__PROBLEM DETAILS__.
Return a copy of every line in the records that includes the word "JSON".

(Dataset records)
***

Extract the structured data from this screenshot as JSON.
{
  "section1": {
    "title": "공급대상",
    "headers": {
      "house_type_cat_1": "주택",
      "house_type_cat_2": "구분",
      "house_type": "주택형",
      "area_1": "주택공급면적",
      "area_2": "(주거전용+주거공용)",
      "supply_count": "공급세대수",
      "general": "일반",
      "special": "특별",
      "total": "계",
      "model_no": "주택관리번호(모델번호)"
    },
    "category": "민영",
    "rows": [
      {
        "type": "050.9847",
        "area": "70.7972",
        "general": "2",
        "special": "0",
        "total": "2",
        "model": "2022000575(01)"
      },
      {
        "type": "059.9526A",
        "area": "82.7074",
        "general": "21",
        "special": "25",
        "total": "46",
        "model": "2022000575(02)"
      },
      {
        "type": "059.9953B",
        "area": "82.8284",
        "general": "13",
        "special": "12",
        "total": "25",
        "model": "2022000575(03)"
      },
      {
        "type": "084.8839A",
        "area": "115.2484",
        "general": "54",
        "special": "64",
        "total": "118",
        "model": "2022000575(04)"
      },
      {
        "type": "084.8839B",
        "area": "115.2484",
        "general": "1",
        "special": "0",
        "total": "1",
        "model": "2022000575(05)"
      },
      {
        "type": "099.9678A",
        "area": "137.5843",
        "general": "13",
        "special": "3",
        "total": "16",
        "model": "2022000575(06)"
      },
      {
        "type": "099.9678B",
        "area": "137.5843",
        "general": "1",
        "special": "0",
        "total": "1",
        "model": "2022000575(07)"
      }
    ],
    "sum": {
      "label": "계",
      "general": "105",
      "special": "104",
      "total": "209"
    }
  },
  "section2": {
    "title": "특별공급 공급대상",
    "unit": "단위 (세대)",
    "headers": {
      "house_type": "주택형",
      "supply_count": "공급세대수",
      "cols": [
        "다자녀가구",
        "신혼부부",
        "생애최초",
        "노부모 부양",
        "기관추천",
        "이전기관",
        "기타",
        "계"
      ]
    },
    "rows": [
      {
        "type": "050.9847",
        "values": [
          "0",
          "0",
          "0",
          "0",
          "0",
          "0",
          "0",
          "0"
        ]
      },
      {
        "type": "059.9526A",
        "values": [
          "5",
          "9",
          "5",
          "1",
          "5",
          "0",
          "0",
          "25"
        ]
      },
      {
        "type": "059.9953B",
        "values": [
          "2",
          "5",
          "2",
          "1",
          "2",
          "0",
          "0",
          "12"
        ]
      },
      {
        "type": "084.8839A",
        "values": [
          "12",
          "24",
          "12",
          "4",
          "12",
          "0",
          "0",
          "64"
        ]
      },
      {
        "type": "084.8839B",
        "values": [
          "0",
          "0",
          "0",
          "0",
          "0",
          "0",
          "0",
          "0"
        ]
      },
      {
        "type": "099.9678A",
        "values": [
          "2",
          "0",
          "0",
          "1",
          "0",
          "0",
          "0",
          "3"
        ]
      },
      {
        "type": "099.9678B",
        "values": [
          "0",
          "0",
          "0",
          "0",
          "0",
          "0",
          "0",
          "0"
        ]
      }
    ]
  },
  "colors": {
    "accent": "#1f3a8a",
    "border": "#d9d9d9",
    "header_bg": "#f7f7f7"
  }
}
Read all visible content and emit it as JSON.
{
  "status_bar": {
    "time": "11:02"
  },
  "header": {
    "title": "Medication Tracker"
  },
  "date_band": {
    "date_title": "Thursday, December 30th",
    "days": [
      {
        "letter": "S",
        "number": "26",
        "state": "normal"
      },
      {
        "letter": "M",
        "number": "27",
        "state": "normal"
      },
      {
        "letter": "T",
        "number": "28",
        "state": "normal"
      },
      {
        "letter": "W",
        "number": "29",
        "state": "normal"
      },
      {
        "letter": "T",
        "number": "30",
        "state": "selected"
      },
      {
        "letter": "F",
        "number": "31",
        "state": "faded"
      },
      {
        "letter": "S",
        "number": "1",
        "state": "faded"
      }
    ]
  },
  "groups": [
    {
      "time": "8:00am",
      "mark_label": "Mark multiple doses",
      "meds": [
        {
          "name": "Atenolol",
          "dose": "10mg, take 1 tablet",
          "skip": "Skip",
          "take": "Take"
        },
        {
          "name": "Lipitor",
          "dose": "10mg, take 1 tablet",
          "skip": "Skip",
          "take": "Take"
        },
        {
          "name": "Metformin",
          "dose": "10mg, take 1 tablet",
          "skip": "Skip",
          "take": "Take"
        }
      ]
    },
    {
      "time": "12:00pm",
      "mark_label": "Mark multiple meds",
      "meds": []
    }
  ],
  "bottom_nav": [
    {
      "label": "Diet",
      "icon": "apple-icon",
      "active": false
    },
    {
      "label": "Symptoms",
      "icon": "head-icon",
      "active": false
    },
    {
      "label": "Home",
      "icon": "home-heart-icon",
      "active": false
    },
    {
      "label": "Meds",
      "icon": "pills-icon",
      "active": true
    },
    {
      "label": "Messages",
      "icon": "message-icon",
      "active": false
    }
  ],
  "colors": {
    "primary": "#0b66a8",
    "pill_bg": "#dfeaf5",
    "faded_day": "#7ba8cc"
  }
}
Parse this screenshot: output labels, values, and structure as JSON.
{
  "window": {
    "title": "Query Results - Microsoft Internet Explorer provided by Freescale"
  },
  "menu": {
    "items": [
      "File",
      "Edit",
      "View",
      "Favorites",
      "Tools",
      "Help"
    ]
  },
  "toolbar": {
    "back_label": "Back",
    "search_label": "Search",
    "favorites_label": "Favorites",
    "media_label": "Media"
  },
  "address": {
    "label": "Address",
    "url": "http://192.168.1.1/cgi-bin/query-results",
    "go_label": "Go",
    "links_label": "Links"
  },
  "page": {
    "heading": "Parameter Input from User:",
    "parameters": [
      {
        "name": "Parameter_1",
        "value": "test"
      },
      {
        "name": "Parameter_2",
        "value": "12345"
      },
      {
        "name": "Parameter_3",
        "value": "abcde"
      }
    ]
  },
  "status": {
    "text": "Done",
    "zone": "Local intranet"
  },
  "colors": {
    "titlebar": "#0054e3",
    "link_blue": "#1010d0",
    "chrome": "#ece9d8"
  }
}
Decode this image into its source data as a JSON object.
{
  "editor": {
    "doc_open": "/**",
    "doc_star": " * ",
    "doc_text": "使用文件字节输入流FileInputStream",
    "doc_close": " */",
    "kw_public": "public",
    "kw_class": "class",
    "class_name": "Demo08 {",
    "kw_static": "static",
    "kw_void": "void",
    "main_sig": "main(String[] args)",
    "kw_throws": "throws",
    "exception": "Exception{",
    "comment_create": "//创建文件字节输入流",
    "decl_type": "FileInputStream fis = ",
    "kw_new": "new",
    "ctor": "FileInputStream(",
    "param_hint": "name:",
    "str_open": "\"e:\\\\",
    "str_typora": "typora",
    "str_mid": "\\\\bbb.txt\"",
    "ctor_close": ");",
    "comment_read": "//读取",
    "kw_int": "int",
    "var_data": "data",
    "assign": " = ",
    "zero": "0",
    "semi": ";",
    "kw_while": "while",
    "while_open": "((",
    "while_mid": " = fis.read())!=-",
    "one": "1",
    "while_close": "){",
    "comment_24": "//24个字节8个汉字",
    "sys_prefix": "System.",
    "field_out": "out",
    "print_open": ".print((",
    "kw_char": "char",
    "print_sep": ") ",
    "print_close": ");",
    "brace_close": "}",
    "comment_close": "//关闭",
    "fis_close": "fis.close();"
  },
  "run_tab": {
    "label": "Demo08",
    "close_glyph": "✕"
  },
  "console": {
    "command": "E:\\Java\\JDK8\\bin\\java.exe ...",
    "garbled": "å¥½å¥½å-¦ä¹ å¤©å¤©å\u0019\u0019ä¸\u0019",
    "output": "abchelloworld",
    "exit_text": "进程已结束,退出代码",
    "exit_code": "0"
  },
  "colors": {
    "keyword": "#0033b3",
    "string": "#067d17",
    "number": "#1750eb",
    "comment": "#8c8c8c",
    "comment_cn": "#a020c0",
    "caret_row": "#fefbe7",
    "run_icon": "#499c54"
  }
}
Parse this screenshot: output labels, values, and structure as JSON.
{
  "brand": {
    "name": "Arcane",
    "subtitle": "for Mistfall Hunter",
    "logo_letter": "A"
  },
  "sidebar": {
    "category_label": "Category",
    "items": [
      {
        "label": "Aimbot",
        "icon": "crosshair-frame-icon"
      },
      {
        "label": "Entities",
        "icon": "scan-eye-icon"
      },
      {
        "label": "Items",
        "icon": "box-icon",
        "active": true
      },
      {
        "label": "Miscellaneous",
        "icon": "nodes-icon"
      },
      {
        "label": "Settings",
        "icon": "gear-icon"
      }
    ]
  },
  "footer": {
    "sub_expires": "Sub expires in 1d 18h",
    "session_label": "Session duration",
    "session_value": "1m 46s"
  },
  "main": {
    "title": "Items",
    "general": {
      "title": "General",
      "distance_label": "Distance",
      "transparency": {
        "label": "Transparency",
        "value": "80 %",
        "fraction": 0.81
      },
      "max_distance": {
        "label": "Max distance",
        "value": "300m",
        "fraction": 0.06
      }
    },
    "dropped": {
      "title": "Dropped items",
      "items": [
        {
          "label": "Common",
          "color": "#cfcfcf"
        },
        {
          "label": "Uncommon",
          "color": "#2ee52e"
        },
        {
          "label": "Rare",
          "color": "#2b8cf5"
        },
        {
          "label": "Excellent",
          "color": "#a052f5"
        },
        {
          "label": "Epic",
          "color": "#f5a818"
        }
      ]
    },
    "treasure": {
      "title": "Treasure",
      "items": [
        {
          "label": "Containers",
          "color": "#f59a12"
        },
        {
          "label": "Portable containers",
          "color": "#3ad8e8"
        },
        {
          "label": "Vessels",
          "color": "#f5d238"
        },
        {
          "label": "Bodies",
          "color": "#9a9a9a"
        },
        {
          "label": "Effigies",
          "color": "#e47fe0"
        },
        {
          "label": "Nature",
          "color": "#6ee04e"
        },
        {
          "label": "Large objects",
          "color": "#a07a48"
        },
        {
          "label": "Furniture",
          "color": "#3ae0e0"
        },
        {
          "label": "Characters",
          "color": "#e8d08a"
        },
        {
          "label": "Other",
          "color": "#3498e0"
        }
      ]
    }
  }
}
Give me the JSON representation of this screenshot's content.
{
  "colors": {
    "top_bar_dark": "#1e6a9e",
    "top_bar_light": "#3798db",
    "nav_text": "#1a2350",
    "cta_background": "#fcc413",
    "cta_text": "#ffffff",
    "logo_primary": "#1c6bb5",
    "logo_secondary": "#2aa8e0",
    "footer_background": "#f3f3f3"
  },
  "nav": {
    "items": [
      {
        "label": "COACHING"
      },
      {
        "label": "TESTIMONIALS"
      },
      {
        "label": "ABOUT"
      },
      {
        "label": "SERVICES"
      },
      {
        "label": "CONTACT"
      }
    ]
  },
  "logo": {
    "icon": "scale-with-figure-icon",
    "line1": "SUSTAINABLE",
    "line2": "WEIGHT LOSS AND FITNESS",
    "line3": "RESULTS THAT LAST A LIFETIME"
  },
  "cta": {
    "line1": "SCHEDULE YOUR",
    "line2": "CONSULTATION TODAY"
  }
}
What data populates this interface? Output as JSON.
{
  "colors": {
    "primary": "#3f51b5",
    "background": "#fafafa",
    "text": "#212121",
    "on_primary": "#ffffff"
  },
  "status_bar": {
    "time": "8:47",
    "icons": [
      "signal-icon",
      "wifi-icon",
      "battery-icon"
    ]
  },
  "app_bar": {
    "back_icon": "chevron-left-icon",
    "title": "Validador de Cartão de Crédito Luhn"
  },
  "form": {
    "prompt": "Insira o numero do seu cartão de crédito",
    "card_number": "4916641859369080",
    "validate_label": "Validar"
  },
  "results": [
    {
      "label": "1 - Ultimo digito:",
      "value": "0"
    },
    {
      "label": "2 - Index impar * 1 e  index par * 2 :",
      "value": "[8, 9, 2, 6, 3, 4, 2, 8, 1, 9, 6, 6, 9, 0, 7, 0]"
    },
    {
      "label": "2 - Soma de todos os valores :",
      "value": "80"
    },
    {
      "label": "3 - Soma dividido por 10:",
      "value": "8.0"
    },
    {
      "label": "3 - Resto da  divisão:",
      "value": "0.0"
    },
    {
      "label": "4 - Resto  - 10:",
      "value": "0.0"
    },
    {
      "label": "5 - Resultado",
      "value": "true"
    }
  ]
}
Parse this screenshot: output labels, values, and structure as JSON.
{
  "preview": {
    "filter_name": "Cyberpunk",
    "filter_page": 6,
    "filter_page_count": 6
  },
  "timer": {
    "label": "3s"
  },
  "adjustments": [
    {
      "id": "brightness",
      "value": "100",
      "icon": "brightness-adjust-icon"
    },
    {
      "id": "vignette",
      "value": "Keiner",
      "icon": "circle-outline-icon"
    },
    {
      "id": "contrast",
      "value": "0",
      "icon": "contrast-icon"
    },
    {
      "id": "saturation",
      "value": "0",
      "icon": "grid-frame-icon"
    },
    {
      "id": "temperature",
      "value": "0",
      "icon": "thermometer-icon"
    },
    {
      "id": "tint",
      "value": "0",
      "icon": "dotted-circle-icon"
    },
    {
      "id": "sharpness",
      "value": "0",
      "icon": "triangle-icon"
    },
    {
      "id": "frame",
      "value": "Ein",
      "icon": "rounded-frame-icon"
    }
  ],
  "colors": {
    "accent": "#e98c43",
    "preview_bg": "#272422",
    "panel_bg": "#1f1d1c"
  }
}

***

__SOLVED EXERCISE__.
Extract the structured data from this screenshot as JSON.
Read all visible content and emit it as JSON.
Parse this screenshot: output labels, values, and structure as JSON.
Decode this image into its source data as a JSON object.
Parse this screenshot: output labels, values, and structure as JSON.
Give me the JSON representation of this screenshot's content.
What data populates this interface? Output as JSON.
Parse this screenshot: output labels, values, and structure as JSON.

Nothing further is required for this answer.